## Your task
For each line in the data below that holds "type", return a copy.

## Exercise inputs
--- START ---

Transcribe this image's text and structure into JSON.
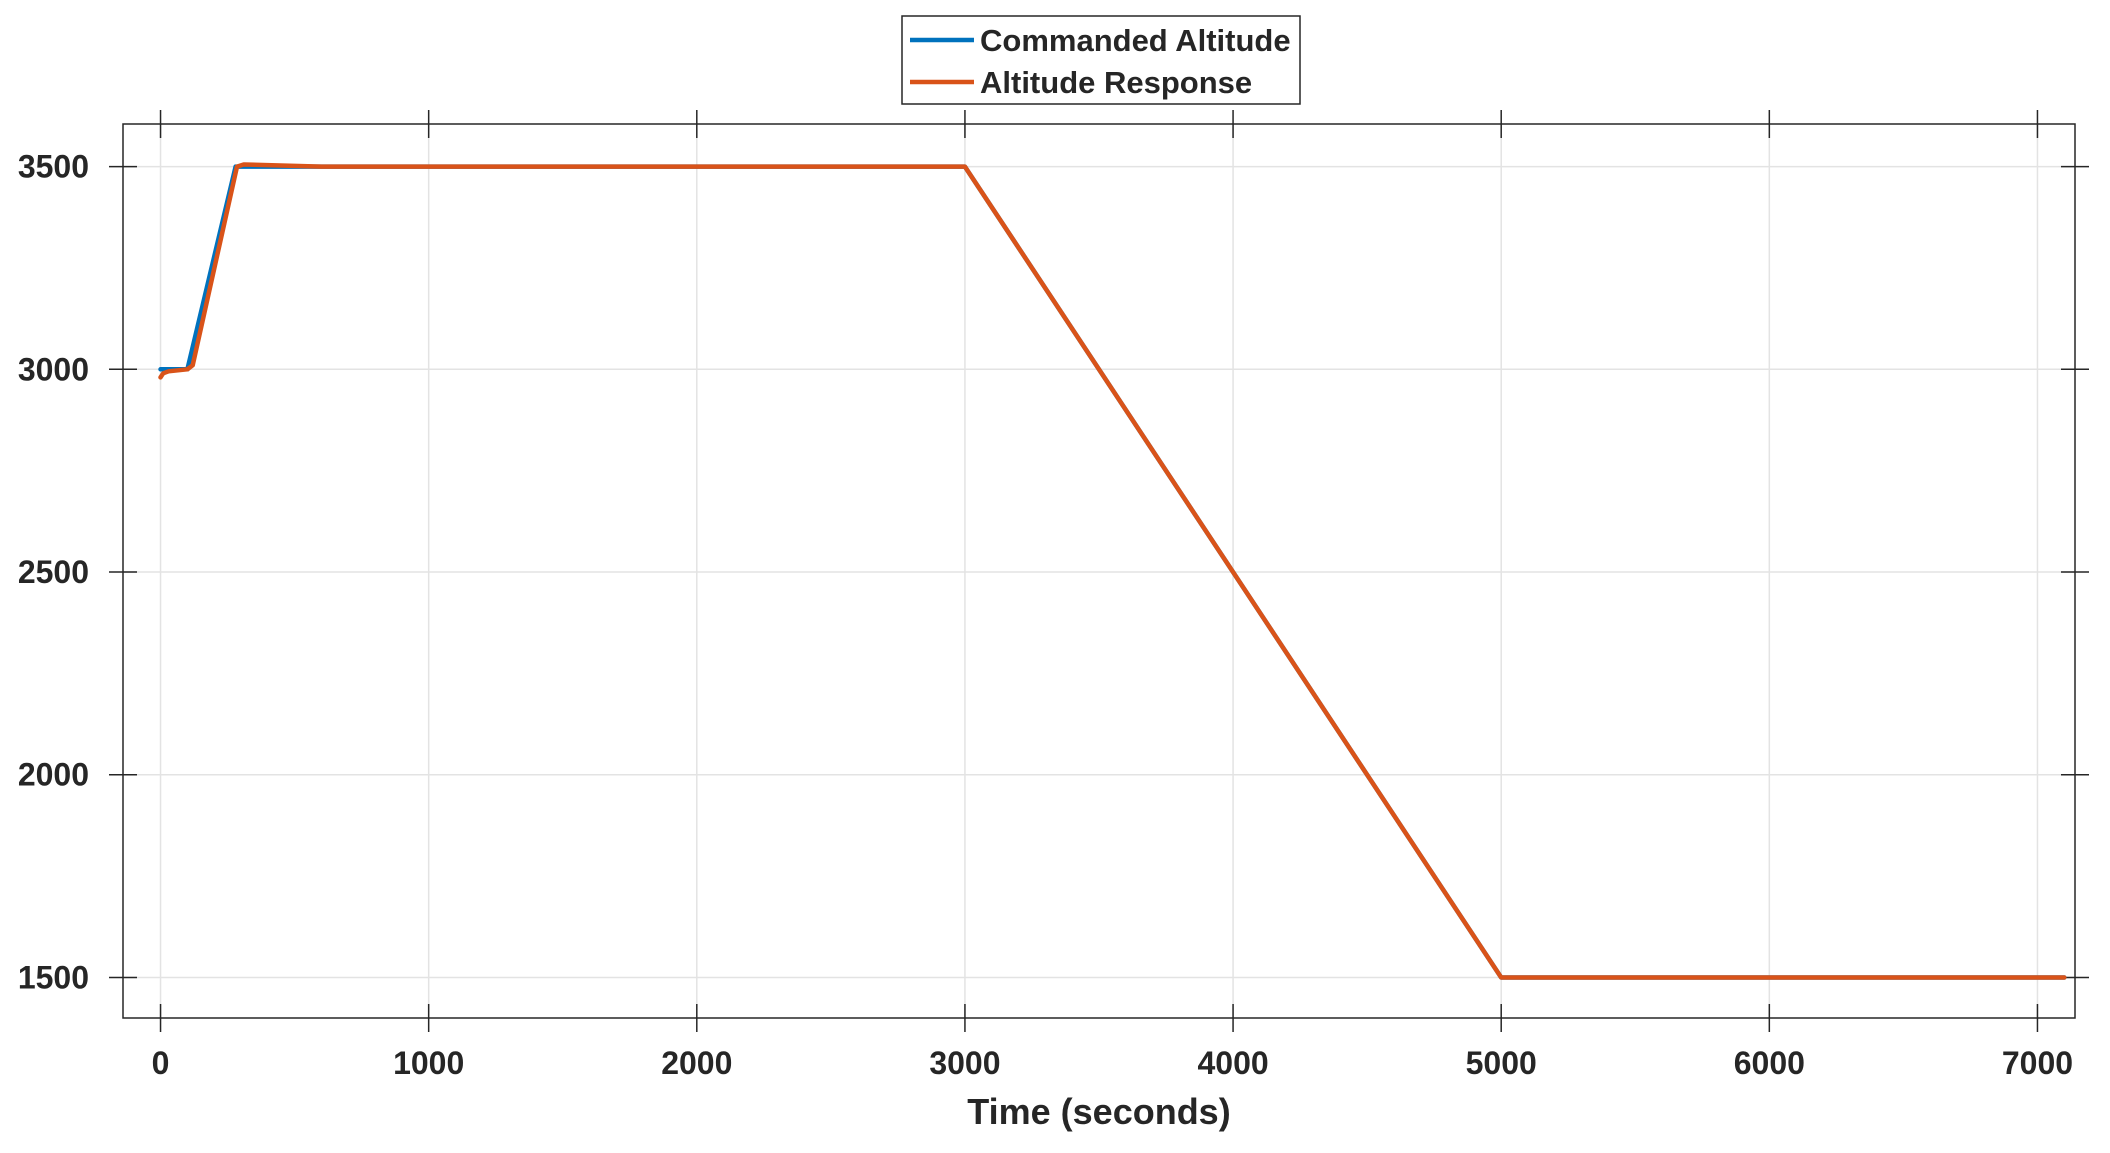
{
  "chart_data": {
    "type": "line",
    "title": "",
    "xlabel": "Time (seconds)",
    "ylabel": "",
    "xlim": [
      -140,
      7140
    ],
    "ylim": [
      1400,
      3605
    ],
    "xticks": [
      0,
      1000,
      2000,
      3000,
      4000,
      5000,
      6000,
      7000
    ],
    "yticks": [
      1500,
      2000,
      2500,
      3000,
      3500
    ],
    "xtick_labels": [
      "0",
      "1000",
      "2000",
      "3000",
      "4000",
      "5000",
      "6000",
      "7000"
    ],
    "ytick_labels": [
      "1500",
      "2000",
      "2500",
      "3000",
      "3500"
    ],
    "grid": true,
    "legend_position": "top-center, outside",
    "series": [
      {
        "name": "Commanded Altitude",
        "color": "#0072BD",
        "x": [
          0,
          100,
          280,
          3000,
          5000,
          7100
        ],
        "y": [
          3000,
          3000,
          3500,
          3500,
          1500,
          1500
        ]
      },
      {
        "name": "Altitude Response",
        "color": "#D95319",
        "x": [
          0,
          10,
          30,
          100,
          120,
          285,
          310,
          600,
          3000,
          5000,
          5050,
          7100
        ],
        "y": [
          2980,
          2990,
          2995,
          3000,
          3010,
          3500,
          3505,
          3500,
          3500,
          1500,
          1500,
          1500
        ]
      }
    ]
  }
}
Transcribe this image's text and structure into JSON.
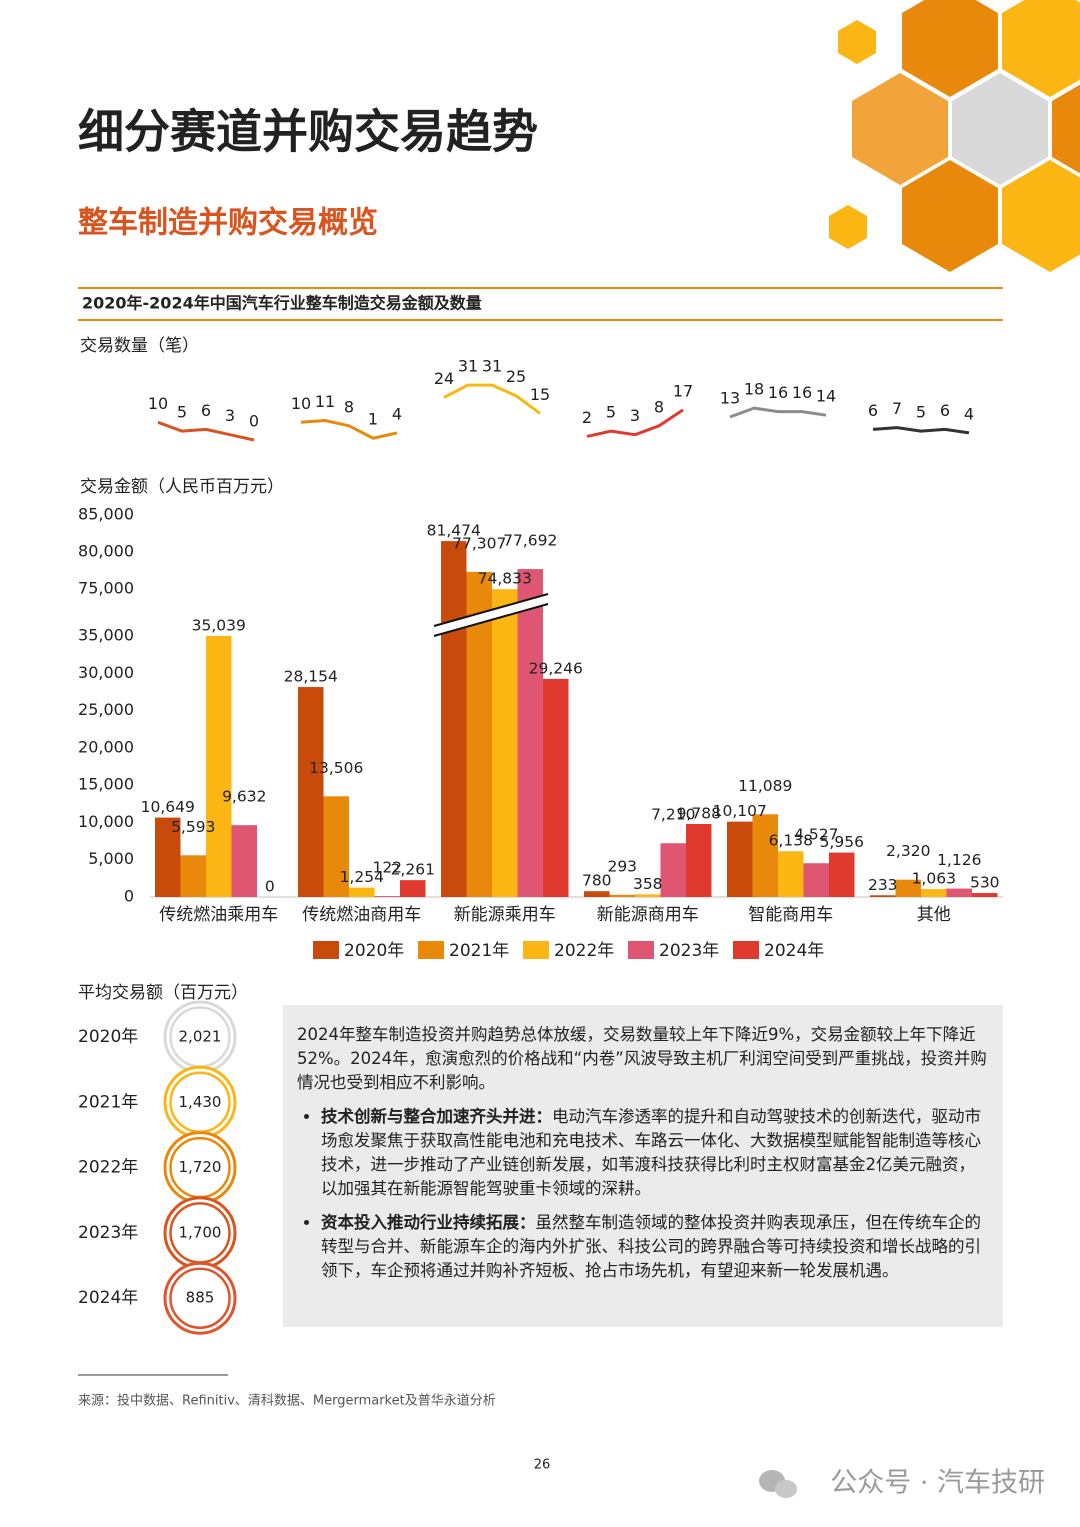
{
  "header": {
    "title": "细分赛道并购交易趋势",
    "subtitle": "整车制造并购交易概览"
  },
  "figure_title": "2020年-2024年中国汽车行业整车制造交易金额及数量",
  "chart_data": [
    {
      "type": "line",
      "y_label": "交易数量（笔）",
      "ylim": [
        0,
        35
      ],
      "series": [
        {
          "color": "#d9541e",
          "values": [
            10,
            5,
            6,
            3,
            0
          ]
        },
        {
          "color": "#e8890c",
          "values": [
            10,
            11,
            8,
            1,
            4
          ]
        },
        {
          "color": "#fbb614",
          "values": [
            24,
            31,
            31,
            25,
            15
          ]
        },
        {
          "color": "#e03a2e",
          "values": [
            2,
            5,
            3,
            8,
            17
          ]
        },
        {
          "color": "#8c8c8c",
          "values": [
            13,
            18,
            16,
            16,
            14
          ]
        },
        {
          "color": "#333333",
          "values": [
            6,
            7,
            5,
            6,
            4
          ]
        }
      ]
    },
    {
      "type": "bar",
      "y_label": "交易金额（人民币百万元）",
      "categories": [
        "传统燃油乘用车",
        "传统燃油商用车",
        "新能源乘用车",
        "新能源商用车",
        "智能商用车",
        "其他"
      ],
      "series": [
        {
          "name": "2020年",
          "color": "#c84b0c",
          "values": [
            10649,
            28154,
            81474,
            780,
            10107,
            233
          ],
          "value_labels": [
            "10,649",
            "28,154",
            "81,474",
            "780",
            "10,107",
            "233"
          ]
        },
        {
          "name": "2021年",
          "color": "#e8890c",
          "values": [
            5593,
            13506,
            77307,
            293,
            11089,
            2320
          ],
          "value_labels": [
            "5,593",
            "13,506",
            "77,307",
            "293",
            "11,089",
            "2,320"
          ]
        },
        {
          "name": "2022年",
          "color": "#fbb614",
          "values": [
            35039,
            1254,
            74833,
            358,
            6138,
            1063
          ],
          "value_labels": [
            "35,039",
            "1,254",
            "74,833",
            "358",
            "6,138",
            "1,063"
          ]
        },
        {
          "name": "2023年",
          "color": "#de5671",
          "values": [
            9632,
            122,
            77692,
            7210,
            4527,
            1126
          ],
          "value_labels": [
            "9,632",
            "122",
            "77,692",
            "7,210",
            "4,527",
            "1,126"
          ]
        },
        {
          "name": "2024年",
          "color": "#e03a2e",
          "values": [
            0,
            2261,
            29246,
            9788,
            5956,
            530
          ],
          "value_labels": [
            "0",
            "2,261",
            "29,246",
            "9,788",
            "5,956",
            "530"
          ]
        }
      ],
      "ylim": [
        0,
        85000
      ],
      "ybreak": [
        35000,
        75000
      ],
      "yticks": [
        0,
        {
          "value": 5000,
          "label": "5,000"
        },
        {
          "value": 10000,
          "label": "10,000"
        },
        {
          "value": 15000,
          "label": "15,000"
        },
        {
          "value": 20000,
          "label": "20,000"
        },
        {
          "value": 25000,
          "label": "25,000"
        },
        {
          "value": 30000,
          "label": "30,000"
        },
        {
          "value": 35000,
          "label": "35,000"
        },
        {
          "value": 75000,
          "label": "75,000"
        },
        {
          "value": 80000,
          "label": "80,000"
        },
        {
          "value": 85000,
          "label": "85,000"
        }
      ],
      "legend": "bottom"
    },
    {
      "type": "ring",
      "title": "平均交易额（百万元）",
      "categories": [
        "2020年",
        "2021年",
        "2022年",
        "2023年",
        "2024年"
      ],
      "values": [
        2021,
        1430,
        1720,
        1700,
        885
      ],
      "value_labels": [
        "2,021",
        "1,430",
        "1,720",
        "1,700",
        "885"
      ],
      "colors": [
        "#d9d9d9",
        "#fbb614",
        "#e8890c",
        "#d9541e",
        "#e0552e"
      ]
    }
  ],
  "text": {
    "intro": "2024年整车制造投资并购趋势总体放缓，交易数量较上年下降近9%，交易金额较上年下降近52%。2024年，愈演愈烈的价格战和“内卷”风波导致主机厂利润空间受到严重挑战，投资并购情况也受到相应不利影响。",
    "bullets": [
      {
        "lead": "技术创新与整合加速齐头并进：",
        "body": "电动汽车渗透率的提升和自动驾驶技术的创新迭代，驱动市场愈发聚焦于获取高性能电池和充电技术、车路云一体化、大数据模型赋能智能制造等核心技术，进一步推动了产业链创新发展，如苇渡科技获得比利时主权财富基金2亿美元融资，以加强其在新能源智能驾驶重卡领域的深耕。"
      },
      {
        "lead": "资本投入推动行业持续拓展：",
        "body": "虽然整车制造领域的整体投资并购表现承压，但在传统车企的转型与合并、新能源车企的海内外扩张、科技公司的跨界融合等可持续投资和增长战略的引领下，车企预将通过并购补齐短板、抢占市场先机，有望迎来新一轮发展机遇。"
      }
    ]
  },
  "footnote": "来源：投中数据、Refinitiv、清科数据、Mergermarket及普华永道分析",
  "page_number": "26",
  "watermark": "公众号 · 汽车技研"
}
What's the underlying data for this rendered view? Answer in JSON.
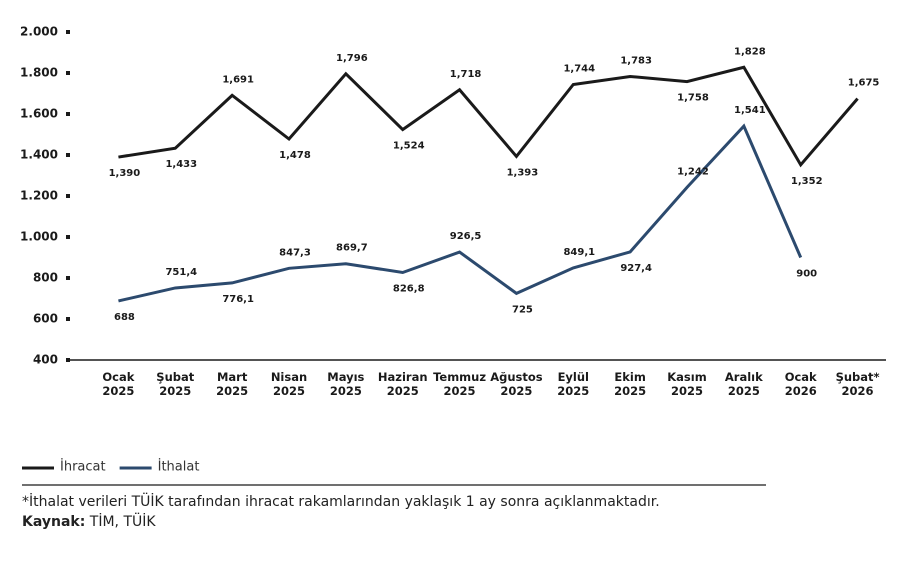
{
  "chart_data": {
    "type": "line",
    "categories": [
      "Ocak 2025",
      "Şubat 2025",
      "Mart 2025",
      "Nisan 2025",
      "Mayıs 2025",
      "Haziran 2025",
      "Temmuz 2025",
      "Ağustos 2025",
      "Eylül 2025",
      "Ekim 2025",
      "Kasım 2025",
      "Aralık 2025",
      "Ocak 2026",
      "Şubat* 2026"
    ],
    "series": [
      {
        "name": "İhracat",
        "color": "#1a1a1a",
        "values": [
          1390,
          1433,
          1691,
          1478,
          1796,
          1524,
          1718,
          1393,
          1744,
          1783,
          1758,
          1828,
          1352,
          1675
        ],
        "value_labels": [
          "1,390",
          "1,433",
          "1,691",
          "1,478",
          "1,796",
          "1,524",
          "1,718",
          "1,393",
          "1,744",
          "1,783",
          "1,758",
          "1,828",
          "1,352",
          "1,675"
        ]
      },
      {
        "name": "İthalat",
        "color": "#2c4a6e",
        "values": [
          688,
          751.4,
          776.1,
          847.3,
          869.7,
          826.8,
          926.5,
          725,
          849.1,
          927.4,
          1242,
          1541,
          900,
          null
        ],
        "value_labels": [
          "688",
          "751,4",
          "776,1",
          "847,3",
          "869,7",
          "826,8",
          "926,5",
          "725",
          "849,1",
          "927,4",
          "1,242",
          "1,541",
          "900",
          null
        ]
      }
    ],
    "ylim": [
      400,
      2000
    ],
    "yticks": [
      400,
      600,
      800,
      {
        "value": 1000,
        "label": "1.000"
      },
      {
        "value": 1200,
        "label": "1.200"
      },
      {
        "value": 1400,
        "label": "1.400"
      },
      {
        "value": 1600,
        "label": "1.600"
      },
      {
        "value": 1800,
        "label": "1.800"
      },
      {
        "value": 2000,
        "label": "2.000"
      }
    ],
    "grid": false,
    "footnote": "*İthalat verileri TÜİK tarafından ihracat rakamlarından yaklaşık 1 ay sonra açıklanmaktadır.",
    "source_label": "Kaynak:",
    "source": "TİM, TÜİK"
  }
}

--- END ---

## Task answer
    "type": "line",
      "type": "line",
      "type": "bar",
      "type": "ring",
    "type": "line",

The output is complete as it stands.